Pull out every line of the listing below where "flask" appears.
====
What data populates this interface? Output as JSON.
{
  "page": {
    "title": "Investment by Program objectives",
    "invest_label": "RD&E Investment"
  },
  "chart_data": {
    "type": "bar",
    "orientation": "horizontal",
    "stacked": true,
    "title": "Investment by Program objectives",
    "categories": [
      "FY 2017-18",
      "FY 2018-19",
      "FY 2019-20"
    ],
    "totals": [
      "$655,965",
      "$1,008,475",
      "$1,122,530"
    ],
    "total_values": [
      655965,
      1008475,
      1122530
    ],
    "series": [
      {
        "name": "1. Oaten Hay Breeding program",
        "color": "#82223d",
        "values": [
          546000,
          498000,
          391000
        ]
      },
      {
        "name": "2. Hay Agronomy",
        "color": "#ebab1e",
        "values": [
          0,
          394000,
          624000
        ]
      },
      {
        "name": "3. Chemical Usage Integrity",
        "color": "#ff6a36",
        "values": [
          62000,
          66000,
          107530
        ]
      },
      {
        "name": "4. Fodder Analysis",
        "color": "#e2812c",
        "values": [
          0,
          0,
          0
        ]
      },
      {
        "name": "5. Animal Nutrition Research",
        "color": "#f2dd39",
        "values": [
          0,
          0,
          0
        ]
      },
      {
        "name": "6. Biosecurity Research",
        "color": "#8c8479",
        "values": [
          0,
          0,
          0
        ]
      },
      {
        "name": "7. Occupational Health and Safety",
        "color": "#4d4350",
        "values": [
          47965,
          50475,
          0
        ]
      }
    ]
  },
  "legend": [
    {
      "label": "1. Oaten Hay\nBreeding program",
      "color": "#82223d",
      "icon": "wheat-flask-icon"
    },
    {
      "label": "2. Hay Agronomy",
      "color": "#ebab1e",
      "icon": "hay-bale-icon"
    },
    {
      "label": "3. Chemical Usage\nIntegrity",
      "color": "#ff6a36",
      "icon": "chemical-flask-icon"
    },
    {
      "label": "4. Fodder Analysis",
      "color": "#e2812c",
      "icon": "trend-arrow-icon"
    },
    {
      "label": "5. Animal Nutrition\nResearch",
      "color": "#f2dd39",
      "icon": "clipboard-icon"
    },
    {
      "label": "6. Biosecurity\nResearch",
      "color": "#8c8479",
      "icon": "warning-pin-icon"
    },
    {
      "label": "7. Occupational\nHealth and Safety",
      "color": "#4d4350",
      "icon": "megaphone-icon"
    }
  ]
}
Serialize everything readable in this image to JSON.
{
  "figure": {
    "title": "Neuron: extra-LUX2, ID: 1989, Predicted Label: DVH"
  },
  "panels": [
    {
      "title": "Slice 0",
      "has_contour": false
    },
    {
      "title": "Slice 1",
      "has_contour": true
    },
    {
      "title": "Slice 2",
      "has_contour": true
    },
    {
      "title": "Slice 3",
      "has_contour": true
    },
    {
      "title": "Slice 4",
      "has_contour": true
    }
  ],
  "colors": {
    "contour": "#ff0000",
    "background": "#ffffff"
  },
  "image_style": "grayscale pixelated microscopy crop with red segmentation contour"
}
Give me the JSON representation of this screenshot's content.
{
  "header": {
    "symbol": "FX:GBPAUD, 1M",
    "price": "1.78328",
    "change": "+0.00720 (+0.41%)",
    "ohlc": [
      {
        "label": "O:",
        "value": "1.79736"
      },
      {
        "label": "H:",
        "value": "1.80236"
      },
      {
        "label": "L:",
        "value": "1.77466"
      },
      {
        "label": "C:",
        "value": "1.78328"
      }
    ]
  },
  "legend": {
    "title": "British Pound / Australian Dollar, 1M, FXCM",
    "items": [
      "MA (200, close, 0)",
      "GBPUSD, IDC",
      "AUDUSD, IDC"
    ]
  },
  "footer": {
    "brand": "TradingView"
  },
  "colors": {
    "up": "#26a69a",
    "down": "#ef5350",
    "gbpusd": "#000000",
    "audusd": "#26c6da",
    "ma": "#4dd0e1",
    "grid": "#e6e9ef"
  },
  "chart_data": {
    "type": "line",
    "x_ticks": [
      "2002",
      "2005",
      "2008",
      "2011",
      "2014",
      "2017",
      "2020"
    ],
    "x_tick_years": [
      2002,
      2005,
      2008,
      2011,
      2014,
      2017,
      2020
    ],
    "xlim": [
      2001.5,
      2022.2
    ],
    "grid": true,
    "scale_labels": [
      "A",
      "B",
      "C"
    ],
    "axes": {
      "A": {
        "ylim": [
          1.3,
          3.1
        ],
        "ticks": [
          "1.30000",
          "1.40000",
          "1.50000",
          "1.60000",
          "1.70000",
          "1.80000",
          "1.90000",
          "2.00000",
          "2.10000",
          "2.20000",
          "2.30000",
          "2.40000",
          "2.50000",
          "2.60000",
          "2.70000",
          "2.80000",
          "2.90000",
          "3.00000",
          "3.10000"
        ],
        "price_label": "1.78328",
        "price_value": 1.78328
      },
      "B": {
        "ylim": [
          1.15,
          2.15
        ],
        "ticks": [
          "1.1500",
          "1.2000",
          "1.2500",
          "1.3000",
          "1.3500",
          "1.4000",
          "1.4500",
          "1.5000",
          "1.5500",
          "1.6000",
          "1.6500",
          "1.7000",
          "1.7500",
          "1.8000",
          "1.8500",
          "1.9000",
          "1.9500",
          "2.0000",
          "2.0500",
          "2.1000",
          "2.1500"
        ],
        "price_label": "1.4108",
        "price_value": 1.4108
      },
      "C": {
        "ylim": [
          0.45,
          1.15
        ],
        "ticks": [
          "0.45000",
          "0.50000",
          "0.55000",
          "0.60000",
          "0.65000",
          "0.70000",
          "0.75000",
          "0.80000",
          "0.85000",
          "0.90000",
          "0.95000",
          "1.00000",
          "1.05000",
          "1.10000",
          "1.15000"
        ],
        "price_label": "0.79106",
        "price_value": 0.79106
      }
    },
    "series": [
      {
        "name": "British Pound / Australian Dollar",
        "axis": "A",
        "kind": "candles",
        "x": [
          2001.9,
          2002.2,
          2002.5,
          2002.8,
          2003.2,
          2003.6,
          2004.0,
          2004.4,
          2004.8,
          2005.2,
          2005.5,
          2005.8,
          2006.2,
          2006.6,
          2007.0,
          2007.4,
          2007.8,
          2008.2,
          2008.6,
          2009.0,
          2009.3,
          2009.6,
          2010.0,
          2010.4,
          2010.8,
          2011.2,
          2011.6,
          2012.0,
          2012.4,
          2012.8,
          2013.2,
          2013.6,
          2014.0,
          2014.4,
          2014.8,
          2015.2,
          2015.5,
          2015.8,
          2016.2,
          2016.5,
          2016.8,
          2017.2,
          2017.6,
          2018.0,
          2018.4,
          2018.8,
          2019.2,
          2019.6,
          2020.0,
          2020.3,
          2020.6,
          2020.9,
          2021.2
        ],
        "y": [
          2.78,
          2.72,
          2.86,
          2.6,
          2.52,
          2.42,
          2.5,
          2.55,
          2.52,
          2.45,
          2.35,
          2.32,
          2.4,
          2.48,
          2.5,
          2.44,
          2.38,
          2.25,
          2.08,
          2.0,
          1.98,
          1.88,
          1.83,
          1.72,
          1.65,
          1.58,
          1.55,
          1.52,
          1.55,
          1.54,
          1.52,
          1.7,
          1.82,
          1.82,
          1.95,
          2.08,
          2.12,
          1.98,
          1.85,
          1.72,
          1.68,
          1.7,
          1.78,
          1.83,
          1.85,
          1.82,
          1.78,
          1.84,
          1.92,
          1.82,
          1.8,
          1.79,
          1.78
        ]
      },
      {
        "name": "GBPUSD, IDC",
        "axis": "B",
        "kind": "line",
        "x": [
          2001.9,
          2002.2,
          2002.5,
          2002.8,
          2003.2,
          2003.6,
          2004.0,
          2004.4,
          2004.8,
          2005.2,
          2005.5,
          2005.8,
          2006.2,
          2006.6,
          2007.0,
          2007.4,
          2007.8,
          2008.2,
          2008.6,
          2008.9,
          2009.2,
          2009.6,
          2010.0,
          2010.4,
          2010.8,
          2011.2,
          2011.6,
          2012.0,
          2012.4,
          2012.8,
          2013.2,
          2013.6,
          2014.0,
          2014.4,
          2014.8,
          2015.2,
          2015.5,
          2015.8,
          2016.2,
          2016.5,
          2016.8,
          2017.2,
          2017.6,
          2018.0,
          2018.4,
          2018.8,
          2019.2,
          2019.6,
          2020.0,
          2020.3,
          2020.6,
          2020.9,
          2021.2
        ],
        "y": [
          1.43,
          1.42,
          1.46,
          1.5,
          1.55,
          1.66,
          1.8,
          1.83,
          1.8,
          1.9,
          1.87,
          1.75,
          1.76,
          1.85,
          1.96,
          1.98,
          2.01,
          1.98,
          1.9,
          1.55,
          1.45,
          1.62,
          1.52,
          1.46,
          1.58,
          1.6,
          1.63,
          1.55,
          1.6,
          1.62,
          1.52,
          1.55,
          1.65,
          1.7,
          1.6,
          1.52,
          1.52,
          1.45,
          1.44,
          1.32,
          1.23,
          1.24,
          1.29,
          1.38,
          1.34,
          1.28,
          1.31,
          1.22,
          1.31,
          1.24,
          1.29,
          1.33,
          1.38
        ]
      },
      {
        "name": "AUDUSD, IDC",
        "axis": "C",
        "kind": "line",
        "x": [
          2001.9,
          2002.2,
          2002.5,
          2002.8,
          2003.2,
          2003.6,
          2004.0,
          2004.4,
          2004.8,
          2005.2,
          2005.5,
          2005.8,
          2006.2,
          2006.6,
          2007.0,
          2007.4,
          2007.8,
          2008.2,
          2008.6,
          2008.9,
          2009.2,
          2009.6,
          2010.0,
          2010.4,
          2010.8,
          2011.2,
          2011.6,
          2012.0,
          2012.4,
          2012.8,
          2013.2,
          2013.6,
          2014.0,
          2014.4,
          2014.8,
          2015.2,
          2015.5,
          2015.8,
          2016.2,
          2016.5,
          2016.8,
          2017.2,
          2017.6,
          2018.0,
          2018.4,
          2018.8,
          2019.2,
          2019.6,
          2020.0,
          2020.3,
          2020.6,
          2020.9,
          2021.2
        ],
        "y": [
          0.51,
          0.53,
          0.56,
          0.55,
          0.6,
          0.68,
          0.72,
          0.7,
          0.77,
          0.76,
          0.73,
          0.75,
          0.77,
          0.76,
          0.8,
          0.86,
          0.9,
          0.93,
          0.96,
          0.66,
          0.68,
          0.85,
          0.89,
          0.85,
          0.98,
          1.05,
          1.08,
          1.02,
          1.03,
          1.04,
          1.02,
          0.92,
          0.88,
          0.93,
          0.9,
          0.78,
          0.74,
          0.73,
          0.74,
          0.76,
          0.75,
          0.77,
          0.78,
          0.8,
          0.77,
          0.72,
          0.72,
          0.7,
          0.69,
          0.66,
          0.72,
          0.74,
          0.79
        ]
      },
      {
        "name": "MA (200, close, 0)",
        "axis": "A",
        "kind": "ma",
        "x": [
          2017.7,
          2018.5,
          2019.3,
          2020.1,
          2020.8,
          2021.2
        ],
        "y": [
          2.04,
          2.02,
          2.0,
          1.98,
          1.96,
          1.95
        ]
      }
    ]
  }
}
====
> _REPLY_:
      "icon": "wheat-flask-icon"
      "icon": "chemical-flask-icon"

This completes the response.